*TEXT PROVIDED*
Wellbeing Blog

June 26, 2019

Wellbeing on a Budget: 5 strategies to improve the employee experience with limited resources

It’s a common misconception that stellar wellbeing and engagement strategies require large investments. We work with many small groups (and larger groups with very small budgets) that have made impressive changes to their employees’ self-reported wellbeing and workplace satisfaction with little or no additional budget. Many of the things employees are looking for from their employer with regard to supporting their wellbeing and improving the workplace experience don’t cost a dime –  a sense of comradery with teammates, recognition for their contributions, opportunities to give back and be involved in the community, and the like. Even wants such as improved access to resources to support individual wellbeing can be addressed in some capacity with a limited budget.

Here are some of our favorite avenues for ramping up wellbeing on a budget:

Ensure Leadership Support

According to Gallup research, managers are responsible for up to 70% of employee wellbeing, making them the largest and most critical piece of the wellbeing puzzle. Leaders and managers at all levels should be held accountable for being supportive of their direct reports’ needs. Encouraging regular breaks, supporting them in the event of an emergency, taking interest in their personal and professional growth, and keeping things like gossip and politics within their department to a minimum will go a VERY long way for the overall wellbeing of your employees.

*RAW RECORDS*
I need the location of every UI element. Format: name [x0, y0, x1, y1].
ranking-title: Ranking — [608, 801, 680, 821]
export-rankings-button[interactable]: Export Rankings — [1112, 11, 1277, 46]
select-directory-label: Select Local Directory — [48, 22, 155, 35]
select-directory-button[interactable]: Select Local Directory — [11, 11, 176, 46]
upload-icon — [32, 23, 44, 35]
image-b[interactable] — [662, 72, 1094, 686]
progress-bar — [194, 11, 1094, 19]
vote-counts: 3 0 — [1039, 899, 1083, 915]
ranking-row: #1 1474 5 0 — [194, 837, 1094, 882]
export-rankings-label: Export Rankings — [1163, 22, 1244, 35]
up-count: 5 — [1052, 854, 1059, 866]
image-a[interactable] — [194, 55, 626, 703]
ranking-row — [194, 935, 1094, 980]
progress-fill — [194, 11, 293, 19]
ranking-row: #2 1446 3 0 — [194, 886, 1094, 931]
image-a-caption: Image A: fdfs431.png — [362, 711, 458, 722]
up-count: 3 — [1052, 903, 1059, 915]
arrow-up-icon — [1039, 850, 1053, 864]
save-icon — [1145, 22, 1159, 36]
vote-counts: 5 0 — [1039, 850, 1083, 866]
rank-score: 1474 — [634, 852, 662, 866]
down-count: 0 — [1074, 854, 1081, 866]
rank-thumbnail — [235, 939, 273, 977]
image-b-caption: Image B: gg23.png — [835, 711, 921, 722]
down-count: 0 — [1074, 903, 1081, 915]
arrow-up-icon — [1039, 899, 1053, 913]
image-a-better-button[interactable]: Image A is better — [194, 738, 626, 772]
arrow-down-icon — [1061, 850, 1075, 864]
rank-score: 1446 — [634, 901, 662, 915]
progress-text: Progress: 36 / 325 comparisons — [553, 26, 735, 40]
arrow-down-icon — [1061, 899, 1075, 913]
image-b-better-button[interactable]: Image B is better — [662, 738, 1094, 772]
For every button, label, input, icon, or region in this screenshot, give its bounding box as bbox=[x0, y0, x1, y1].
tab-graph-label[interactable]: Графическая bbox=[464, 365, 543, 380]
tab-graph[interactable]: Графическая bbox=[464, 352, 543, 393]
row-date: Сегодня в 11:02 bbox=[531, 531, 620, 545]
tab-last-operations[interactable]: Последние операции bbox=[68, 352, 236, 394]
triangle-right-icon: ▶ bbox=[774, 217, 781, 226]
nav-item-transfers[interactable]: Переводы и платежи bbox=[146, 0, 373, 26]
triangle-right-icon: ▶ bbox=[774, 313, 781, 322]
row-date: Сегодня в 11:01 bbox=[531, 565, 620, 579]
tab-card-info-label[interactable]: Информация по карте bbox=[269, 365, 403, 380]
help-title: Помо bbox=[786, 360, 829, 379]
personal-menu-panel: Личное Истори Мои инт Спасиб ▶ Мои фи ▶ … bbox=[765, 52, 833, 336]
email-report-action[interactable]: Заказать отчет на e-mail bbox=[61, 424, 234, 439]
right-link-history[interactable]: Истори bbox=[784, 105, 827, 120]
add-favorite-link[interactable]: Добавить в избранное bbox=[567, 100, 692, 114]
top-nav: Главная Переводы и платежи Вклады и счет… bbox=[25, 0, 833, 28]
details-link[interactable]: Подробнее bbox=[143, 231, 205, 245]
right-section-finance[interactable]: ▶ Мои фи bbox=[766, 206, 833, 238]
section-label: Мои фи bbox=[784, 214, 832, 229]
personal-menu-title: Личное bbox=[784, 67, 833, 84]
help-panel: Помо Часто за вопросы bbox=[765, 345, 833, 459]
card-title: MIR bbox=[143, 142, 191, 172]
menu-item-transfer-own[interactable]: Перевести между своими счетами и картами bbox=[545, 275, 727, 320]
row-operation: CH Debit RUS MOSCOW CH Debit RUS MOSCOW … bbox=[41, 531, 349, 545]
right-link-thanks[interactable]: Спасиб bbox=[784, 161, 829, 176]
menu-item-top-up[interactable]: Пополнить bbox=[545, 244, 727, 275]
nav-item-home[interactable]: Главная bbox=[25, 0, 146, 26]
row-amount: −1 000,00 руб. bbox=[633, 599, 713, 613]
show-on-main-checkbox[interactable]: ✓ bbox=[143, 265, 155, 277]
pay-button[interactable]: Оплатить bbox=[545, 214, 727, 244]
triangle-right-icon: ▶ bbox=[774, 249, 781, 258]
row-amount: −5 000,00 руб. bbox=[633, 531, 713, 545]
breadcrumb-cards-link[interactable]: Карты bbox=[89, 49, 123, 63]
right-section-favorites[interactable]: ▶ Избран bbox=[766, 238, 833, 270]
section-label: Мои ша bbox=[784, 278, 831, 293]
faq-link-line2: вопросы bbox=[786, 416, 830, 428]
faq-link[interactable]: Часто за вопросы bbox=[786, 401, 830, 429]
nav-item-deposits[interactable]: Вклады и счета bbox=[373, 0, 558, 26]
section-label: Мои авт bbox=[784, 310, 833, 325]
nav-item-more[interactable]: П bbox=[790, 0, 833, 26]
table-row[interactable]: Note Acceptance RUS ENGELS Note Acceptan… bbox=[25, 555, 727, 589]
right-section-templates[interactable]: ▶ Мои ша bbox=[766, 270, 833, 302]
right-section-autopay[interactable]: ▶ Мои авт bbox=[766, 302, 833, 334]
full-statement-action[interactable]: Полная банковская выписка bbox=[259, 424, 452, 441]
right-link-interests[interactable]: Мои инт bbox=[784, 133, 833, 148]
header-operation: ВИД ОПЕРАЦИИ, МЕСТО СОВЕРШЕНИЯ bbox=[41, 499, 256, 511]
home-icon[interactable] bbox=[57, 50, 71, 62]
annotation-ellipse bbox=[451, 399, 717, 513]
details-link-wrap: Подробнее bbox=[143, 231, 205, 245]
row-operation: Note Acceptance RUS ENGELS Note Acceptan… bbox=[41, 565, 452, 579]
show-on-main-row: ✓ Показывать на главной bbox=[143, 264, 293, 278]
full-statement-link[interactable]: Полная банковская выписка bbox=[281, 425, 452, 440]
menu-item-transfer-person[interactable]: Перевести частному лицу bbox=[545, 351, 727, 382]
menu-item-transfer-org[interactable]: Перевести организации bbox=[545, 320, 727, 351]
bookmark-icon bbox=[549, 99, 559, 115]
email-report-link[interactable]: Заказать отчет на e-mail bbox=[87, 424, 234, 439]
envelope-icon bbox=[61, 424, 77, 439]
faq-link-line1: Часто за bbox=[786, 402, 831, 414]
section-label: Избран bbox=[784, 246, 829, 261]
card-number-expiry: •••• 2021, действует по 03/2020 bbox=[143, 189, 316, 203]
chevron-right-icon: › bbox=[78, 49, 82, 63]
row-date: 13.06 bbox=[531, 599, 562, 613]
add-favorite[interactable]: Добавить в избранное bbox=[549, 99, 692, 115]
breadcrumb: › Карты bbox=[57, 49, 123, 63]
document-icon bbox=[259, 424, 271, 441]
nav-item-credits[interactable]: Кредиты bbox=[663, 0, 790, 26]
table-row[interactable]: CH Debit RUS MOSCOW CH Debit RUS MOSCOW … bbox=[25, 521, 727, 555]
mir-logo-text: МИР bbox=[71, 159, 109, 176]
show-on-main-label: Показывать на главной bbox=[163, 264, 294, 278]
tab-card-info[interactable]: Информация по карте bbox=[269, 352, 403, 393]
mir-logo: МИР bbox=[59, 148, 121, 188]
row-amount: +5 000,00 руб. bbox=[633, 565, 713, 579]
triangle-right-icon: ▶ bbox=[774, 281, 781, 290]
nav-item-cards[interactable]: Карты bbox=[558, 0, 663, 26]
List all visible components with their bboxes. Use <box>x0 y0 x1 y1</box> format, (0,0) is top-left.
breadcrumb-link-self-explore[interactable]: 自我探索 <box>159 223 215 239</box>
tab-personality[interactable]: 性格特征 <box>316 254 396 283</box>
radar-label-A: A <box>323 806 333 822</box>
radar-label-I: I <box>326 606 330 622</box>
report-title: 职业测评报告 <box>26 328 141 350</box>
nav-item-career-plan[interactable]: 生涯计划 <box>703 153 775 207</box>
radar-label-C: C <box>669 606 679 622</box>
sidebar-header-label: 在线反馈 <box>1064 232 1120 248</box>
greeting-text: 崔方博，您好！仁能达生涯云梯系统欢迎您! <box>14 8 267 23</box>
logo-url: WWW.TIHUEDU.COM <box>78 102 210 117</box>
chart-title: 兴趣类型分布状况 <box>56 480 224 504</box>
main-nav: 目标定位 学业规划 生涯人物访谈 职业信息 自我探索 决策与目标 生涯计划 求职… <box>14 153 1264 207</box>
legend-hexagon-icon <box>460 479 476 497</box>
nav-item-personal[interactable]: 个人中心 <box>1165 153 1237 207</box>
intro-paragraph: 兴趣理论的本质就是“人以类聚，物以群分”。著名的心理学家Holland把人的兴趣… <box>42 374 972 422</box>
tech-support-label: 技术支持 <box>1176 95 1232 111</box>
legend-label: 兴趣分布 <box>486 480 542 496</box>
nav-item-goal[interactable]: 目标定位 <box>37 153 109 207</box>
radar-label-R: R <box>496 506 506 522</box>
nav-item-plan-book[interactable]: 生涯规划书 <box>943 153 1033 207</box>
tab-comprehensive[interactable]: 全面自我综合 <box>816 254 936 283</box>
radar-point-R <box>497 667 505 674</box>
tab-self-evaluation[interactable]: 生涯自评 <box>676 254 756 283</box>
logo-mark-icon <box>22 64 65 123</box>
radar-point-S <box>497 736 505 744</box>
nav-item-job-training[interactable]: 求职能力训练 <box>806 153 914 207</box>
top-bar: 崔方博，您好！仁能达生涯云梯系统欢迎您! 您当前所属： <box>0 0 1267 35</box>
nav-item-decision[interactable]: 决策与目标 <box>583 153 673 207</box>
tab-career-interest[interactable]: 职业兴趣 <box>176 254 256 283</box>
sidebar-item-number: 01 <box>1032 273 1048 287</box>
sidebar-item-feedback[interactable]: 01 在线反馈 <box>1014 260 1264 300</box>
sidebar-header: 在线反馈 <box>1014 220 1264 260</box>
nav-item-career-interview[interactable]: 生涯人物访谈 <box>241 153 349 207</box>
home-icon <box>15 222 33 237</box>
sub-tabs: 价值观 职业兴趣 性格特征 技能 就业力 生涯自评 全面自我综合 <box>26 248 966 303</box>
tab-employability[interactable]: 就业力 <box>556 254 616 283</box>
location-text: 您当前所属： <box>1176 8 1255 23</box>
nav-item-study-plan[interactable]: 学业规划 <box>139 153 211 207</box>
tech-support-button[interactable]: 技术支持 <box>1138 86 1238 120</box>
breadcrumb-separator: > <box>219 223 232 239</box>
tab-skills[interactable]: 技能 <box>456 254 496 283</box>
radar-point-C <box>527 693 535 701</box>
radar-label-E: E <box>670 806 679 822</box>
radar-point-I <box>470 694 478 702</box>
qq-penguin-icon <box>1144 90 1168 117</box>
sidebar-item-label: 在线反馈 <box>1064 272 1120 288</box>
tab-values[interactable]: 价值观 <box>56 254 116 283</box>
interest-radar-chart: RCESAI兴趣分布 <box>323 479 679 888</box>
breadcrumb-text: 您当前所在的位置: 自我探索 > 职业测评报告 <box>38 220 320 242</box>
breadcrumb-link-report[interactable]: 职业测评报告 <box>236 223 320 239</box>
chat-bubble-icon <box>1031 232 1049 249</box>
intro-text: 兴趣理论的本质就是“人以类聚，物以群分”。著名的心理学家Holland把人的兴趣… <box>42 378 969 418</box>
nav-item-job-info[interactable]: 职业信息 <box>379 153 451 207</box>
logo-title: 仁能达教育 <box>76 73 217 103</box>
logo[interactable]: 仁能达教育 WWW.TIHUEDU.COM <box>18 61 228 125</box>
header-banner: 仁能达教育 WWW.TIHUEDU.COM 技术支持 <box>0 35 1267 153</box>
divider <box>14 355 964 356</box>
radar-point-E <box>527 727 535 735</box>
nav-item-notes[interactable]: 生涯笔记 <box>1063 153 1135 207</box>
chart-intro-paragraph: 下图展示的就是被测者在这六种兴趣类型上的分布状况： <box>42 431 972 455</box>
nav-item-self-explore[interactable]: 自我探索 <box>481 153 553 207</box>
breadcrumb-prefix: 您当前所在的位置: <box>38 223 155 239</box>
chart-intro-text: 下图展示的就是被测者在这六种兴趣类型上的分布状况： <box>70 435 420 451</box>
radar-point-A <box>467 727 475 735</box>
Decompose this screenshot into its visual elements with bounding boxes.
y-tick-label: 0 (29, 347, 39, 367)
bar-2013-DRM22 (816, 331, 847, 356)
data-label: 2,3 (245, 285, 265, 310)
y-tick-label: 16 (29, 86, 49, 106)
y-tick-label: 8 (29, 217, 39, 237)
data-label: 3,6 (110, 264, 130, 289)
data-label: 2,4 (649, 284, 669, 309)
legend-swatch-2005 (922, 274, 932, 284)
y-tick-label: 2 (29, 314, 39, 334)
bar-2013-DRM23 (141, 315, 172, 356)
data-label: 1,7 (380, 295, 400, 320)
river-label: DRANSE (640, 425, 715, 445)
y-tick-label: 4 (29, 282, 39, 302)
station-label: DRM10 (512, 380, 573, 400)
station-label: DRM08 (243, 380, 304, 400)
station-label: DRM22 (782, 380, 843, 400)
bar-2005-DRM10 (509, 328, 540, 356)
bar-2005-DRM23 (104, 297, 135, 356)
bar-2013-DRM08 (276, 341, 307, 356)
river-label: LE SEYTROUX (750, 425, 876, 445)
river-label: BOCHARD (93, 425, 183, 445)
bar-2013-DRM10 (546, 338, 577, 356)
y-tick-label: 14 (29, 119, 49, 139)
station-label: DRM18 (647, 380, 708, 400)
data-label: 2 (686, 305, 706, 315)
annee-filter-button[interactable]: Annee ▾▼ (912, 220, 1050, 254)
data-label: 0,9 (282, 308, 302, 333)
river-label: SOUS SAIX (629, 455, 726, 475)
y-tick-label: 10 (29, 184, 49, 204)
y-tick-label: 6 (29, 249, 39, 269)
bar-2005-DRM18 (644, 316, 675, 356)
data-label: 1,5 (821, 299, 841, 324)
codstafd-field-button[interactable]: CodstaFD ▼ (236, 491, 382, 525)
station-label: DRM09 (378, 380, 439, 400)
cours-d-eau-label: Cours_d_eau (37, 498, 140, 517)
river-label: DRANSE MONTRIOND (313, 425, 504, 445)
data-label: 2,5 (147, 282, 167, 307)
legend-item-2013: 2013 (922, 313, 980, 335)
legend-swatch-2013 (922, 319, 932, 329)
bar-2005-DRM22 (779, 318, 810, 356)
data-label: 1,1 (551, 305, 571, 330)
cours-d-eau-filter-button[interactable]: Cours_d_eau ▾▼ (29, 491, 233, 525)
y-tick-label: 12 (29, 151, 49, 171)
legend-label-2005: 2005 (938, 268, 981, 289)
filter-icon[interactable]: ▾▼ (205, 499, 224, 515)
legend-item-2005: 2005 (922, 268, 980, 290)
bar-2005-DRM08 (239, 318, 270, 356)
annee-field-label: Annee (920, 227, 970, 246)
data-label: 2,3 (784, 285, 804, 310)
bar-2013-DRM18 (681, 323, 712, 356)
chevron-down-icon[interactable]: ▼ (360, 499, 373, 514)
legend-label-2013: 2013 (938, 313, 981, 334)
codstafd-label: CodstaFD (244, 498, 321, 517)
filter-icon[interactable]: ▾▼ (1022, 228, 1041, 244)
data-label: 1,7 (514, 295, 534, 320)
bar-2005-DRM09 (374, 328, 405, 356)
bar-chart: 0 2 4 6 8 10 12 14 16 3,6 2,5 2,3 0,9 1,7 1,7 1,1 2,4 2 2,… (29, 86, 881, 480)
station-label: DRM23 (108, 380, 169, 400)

*PROBLEM TO SOLVE*
Go on with the blog post about low-cost employee wellbeing strategies, starting right after its last sentence. The listing has no connection to the blog post on workplace wellbeing.

*REPLY*
Establish an Enthusiastic Network of Leaders for Wellbeing

If you sit in HR or have been tasked by leadership to run a wellbeing program by yourself, you know it can be challenging to keep it afloat on your own. Building out a network of employees to help will ensure that initiatives are disseminated across the entire organization, give more people a voice in what is implemented and keep things fresh without putting all the responsibility on just one person for ideas. The keys to a great committee are diversity and self-selection. A diverse committtee with employees from all levels, departments and locations, as well as, who bring a variety of experiences and opinions is key. Self-selection is pretty straightforward; you want people who actually want to be there running your strategy. Putting out a call for interested parties or allowing nominations may yield better results than simply delegating who these employees are.

Once your members are selected, it’s important to unite everyone with a shared purpose (e.g., our job is to implement initiatives that enhance the employee experience) and clarify specific roles and responsibilities for each member. For example, at your first committee meeting each employee might decide how they want to contribute to the group. Perhaps someone will take meeting minutes each time you reconvene, while another will be responsible for sending out communications to the rest of the organization or setting up events. It’s also important to designate a chairperson for the committee who can act as the messenger to senior leadership, helping keep leaders current on upcoming initiatives and getting approval for special events or funding.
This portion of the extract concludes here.